▶ **THE TASK**:
Find every line below that contains the word "ylabel" and copy it out.

▶ **Rows from a figure dataset**:
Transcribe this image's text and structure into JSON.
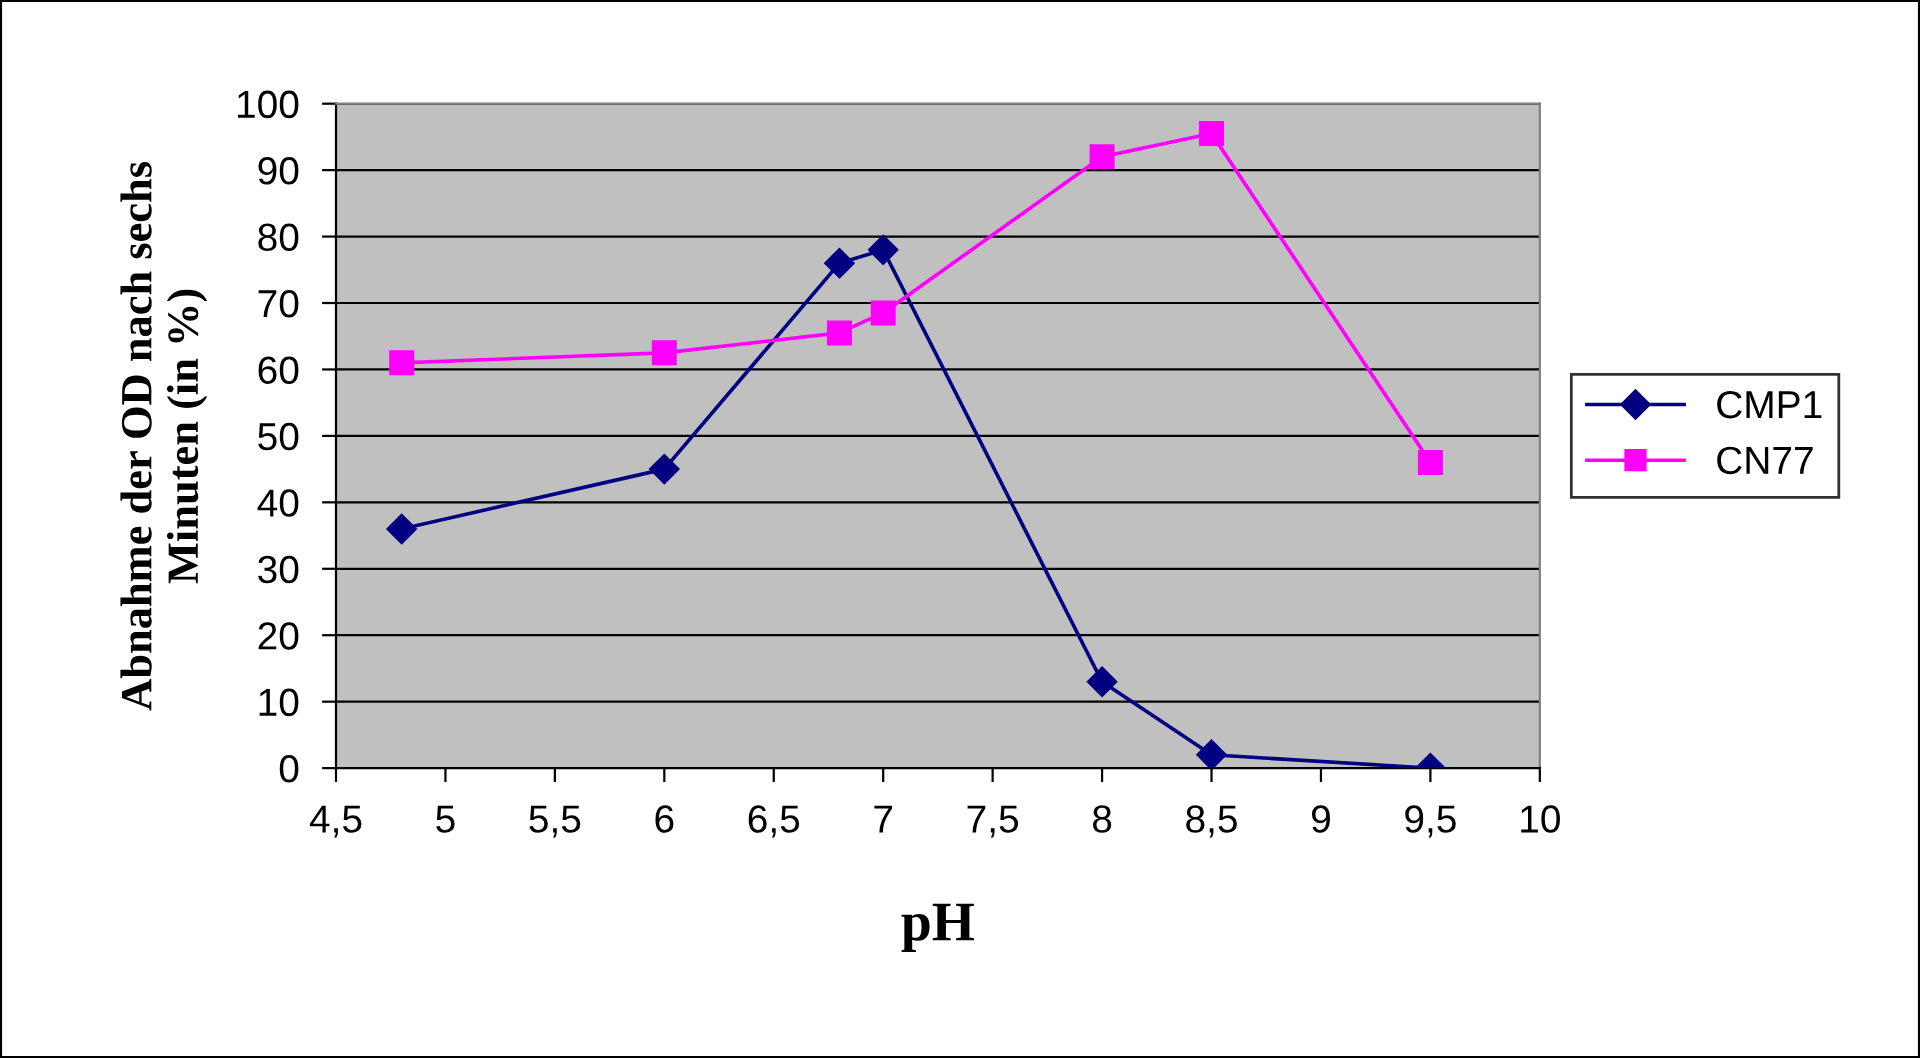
{
  "chart_data": {
    "type": "line",
    "xlabel": "pH",
    "ylabel": "Abnahme der OD nach sechs\nMinuten (in %)",
    "x": [
      4.8,
      6,
      6.8,
      7,
      8,
      8.5,
      9.5
    ],
    "series": [
      {
        "name": "CMP1",
        "color": "#000080",
        "marker": "diamond",
        "values": [
          36,
          45,
          76,
          78,
          13,
          2,
          0
        ]
      },
      {
        "name": "CN77",
        "color": "#ff00ff",
        "marker": "square",
        "values": [
          61,
          62.5,
          65.5,
          68.5,
          92,
          95.5,
          46
        ]
      }
    ],
    "xlim": [
      4.5,
      10
    ],
    "xticks": [
      {
        "value": 4.5,
        "label": "4,5"
      },
      5,
      {
        "value": 5.5,
        "label": "5,5"
      },
      6,
      {
        "value": 6.5,
        "label": "6,5"
      },
      7,
      {
        "value": 7.5,
        "label": "7,5"
      },
      8,
      {
        "value": 8.5,
        "label": "8,5"
      },
      9,
      {
        "value": 9.5,
        "label": "9,5"
      },
      10
    ],
    "ylim": [
      0,
      100
    ],
    "yticks": [
      0,
      10,
      20,
      30,
      40,
      50,
      60,
      70,
      80,
      90,
      100
    ],
    "grid": "y",
    "legend": "right",
    "line_style": "solid"
  }
}
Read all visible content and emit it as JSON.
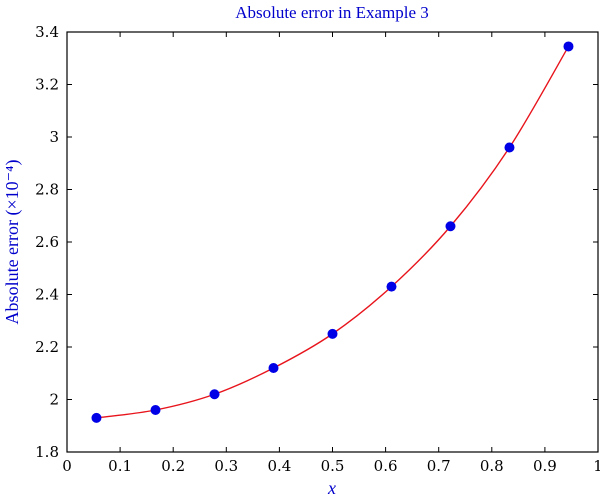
{
  "chart_data": {
    "type": "line",
    "title": "Absolute error in Example 3",
    "xlabel": "x",
    "ylabel": "Absolute error (×10⁻⁴)",
    "xlim": [
      0,
      1
    ],
    "ylim": [
      1.8,
      3.4
    ],
    "x_ticks": [
      "0",
      "0.1",
      "0.2",
      "0.3",
      "0.4",
      "0.5",
      "0.6",
      "0.7",
      "0.8",
      "0.9",
      "1"
    ],
    "y_ticks": [
      "1.8",
      "2",
      "2.2",
      "2.4",
      "2.6",
      "2.8",
      "3",
      "3.2",
      "3.4"
    ],
    "grid": false,
    "series": [
      {
        "line_color": "#e8141c",
        "marker_color": "#0000e6",
        "x": [
          0.0555,
          0.1667,
          0.2778,
          0.3889,
          0.5,
          0.6111,
          0.7222,
          0.8333,
          0.9444
        ],
        "y": [
          1.93,
          1.96,
          2.02,
          2.12,
          2.25,
          2.43,
          2.66,
          2.96,
          3.345
        ]
      }
    ],
    "title_color": "#0000cc",
    "label_color": "#0000cc"
  }
}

▶ **RESPONSE**:
    "ylabel": "Abnahme der OD nach sechs\nMinuten (in %)",
    "ylabel": "Absolute error (×10⁻⁴)",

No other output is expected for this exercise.